Dataset items
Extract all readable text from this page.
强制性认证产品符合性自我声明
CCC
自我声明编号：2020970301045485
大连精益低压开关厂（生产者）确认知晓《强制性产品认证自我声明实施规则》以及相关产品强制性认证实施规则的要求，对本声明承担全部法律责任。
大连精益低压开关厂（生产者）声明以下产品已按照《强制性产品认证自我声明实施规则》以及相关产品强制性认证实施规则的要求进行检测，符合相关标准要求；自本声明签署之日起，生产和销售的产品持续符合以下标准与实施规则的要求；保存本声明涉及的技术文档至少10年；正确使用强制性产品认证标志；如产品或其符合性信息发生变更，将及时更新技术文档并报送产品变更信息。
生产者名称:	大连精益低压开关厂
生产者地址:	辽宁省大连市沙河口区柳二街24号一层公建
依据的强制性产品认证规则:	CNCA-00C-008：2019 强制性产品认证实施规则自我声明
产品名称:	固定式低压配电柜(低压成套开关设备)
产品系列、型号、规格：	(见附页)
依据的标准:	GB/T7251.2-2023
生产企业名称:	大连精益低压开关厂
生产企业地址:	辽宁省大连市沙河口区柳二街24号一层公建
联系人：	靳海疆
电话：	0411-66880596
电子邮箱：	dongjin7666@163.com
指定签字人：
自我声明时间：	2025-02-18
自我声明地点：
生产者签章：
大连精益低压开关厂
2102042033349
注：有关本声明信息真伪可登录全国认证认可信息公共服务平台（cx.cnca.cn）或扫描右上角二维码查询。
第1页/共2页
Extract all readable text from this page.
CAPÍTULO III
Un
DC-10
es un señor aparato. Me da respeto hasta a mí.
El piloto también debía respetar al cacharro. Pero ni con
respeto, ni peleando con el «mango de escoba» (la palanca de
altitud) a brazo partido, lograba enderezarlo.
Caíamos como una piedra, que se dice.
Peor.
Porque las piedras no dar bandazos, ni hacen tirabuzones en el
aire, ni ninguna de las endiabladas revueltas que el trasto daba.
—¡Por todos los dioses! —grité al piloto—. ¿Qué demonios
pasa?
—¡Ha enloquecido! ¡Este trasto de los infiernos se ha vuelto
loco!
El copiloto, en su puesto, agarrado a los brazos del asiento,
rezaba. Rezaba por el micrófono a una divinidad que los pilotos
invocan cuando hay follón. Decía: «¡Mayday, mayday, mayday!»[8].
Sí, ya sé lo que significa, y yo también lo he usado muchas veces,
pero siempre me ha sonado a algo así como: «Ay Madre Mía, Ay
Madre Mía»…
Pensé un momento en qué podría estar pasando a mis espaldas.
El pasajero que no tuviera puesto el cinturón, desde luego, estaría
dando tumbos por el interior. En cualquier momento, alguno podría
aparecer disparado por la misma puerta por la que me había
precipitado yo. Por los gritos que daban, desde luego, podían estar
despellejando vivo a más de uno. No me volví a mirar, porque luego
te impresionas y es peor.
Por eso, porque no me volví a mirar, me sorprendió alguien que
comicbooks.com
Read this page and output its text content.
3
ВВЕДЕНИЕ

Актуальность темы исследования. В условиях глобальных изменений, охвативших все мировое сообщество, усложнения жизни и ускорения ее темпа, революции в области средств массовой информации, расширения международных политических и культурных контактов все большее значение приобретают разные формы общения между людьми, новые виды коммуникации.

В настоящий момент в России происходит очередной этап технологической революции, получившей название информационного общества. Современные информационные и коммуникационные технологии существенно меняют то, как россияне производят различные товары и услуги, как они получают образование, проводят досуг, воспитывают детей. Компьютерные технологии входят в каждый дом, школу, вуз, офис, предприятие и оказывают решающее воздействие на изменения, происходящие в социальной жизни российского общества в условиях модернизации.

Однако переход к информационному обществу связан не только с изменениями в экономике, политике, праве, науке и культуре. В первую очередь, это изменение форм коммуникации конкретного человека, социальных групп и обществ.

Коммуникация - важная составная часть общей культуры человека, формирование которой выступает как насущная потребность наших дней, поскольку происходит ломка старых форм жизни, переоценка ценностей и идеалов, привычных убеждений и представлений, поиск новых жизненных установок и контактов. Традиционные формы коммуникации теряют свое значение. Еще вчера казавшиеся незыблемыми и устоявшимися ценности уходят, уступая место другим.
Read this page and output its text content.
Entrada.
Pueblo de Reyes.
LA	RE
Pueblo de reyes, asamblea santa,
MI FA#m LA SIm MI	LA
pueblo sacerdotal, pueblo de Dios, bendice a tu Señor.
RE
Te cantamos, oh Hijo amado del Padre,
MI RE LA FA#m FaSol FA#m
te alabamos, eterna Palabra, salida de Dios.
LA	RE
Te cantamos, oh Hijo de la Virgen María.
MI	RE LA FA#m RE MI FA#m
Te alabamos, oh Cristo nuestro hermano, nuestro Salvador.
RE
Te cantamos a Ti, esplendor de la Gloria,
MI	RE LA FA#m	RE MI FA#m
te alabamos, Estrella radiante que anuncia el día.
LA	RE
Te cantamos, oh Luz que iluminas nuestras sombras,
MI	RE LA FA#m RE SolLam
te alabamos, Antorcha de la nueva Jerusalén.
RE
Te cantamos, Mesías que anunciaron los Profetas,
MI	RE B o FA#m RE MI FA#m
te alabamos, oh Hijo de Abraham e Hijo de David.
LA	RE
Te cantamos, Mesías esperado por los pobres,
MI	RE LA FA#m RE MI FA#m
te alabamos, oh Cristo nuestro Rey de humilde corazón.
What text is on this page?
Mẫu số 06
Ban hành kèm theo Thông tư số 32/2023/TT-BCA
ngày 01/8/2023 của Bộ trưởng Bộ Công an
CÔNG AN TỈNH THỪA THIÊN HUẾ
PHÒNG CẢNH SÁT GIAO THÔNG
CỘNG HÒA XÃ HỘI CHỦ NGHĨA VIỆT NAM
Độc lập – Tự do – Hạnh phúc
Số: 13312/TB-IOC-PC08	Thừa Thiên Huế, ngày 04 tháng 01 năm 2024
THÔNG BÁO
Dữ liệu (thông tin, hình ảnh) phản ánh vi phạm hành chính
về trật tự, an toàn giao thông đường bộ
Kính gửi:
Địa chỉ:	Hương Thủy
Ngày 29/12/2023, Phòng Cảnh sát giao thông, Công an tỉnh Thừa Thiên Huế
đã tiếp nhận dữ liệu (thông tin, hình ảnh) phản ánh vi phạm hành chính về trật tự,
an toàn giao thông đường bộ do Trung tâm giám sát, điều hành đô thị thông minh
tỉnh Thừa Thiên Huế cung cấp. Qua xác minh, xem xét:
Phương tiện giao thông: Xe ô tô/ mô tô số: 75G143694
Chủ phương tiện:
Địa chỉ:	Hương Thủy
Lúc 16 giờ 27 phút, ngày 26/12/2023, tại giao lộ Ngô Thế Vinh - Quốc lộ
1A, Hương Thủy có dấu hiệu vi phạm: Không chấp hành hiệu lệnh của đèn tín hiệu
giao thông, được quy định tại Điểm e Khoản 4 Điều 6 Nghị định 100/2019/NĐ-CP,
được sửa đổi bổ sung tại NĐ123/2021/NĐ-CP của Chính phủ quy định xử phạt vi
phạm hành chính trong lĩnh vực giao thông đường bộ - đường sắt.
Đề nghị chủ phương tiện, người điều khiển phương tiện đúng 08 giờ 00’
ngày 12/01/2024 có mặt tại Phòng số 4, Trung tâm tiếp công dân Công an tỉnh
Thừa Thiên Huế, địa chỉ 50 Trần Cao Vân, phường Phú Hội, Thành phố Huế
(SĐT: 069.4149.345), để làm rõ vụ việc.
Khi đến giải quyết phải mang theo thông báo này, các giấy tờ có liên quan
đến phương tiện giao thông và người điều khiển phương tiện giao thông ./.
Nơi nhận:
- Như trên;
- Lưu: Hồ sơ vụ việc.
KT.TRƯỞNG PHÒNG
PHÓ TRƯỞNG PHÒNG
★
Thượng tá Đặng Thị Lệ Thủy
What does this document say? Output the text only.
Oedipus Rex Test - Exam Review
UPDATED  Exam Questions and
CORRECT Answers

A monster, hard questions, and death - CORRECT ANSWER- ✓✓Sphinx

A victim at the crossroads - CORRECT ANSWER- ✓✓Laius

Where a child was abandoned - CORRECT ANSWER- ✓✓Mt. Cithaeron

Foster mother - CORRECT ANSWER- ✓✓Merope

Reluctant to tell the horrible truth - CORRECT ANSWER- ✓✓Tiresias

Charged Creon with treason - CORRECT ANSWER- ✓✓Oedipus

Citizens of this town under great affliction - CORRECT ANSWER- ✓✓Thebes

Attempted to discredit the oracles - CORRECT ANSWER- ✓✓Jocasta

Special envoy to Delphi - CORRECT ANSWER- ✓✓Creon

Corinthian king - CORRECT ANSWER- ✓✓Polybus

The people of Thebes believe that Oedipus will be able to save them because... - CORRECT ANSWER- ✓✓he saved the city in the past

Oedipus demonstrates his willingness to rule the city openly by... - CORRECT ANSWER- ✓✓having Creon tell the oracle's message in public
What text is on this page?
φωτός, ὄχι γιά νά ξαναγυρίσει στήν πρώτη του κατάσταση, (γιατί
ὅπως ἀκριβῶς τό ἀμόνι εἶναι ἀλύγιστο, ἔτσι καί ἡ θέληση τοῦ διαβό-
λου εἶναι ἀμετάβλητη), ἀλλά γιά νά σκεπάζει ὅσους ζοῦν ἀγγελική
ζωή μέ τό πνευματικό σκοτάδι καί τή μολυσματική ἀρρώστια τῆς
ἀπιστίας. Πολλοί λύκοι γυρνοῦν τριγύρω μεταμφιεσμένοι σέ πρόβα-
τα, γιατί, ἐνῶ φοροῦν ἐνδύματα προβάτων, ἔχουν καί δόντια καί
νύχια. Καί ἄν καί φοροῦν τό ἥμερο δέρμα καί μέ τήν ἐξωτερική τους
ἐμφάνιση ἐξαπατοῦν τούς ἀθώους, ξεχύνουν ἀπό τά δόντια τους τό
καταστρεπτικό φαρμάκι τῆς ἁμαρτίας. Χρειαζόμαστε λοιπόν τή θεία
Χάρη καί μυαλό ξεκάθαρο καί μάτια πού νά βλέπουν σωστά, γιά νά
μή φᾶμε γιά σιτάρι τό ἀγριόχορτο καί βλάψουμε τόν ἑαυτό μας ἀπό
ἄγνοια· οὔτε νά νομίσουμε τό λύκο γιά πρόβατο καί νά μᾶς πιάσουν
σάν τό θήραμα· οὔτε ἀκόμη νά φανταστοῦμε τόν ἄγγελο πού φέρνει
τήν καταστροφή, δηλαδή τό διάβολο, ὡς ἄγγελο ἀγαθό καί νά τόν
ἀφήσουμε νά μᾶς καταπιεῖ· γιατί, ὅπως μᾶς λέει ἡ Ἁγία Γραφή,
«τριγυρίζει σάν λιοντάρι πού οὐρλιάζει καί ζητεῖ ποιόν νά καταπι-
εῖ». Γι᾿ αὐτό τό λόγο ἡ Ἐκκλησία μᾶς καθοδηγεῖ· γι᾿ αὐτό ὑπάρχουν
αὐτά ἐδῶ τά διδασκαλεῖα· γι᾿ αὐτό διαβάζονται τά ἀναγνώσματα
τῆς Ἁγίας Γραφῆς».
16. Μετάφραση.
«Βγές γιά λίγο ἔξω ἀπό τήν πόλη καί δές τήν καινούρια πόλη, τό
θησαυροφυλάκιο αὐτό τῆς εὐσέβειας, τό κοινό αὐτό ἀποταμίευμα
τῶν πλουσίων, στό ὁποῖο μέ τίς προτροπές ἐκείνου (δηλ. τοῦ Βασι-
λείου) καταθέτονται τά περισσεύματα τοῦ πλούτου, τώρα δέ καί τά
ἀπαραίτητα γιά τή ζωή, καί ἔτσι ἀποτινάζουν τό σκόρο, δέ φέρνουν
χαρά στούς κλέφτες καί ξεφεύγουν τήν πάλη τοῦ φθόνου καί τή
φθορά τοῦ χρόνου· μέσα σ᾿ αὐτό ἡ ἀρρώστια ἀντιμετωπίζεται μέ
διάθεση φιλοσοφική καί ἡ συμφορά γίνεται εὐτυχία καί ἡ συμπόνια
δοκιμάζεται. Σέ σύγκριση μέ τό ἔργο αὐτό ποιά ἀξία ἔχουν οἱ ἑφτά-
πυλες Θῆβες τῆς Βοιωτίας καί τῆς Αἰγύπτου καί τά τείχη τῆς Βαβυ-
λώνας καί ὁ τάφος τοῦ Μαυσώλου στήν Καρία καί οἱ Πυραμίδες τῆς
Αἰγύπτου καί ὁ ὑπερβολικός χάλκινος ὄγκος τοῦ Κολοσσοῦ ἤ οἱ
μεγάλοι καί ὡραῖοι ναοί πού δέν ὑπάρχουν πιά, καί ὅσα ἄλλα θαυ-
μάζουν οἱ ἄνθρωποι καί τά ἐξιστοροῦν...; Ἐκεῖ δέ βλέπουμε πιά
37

**Stated exercise**
Working from the listing above, pick out every line that has "toàn" and copy it.

**Solution for this problem**
về trật tự, an toàn giao thông đường bộ
an toàn giao thông đường bộ do Trung tâm giám sát, điều hành đô thị thông minh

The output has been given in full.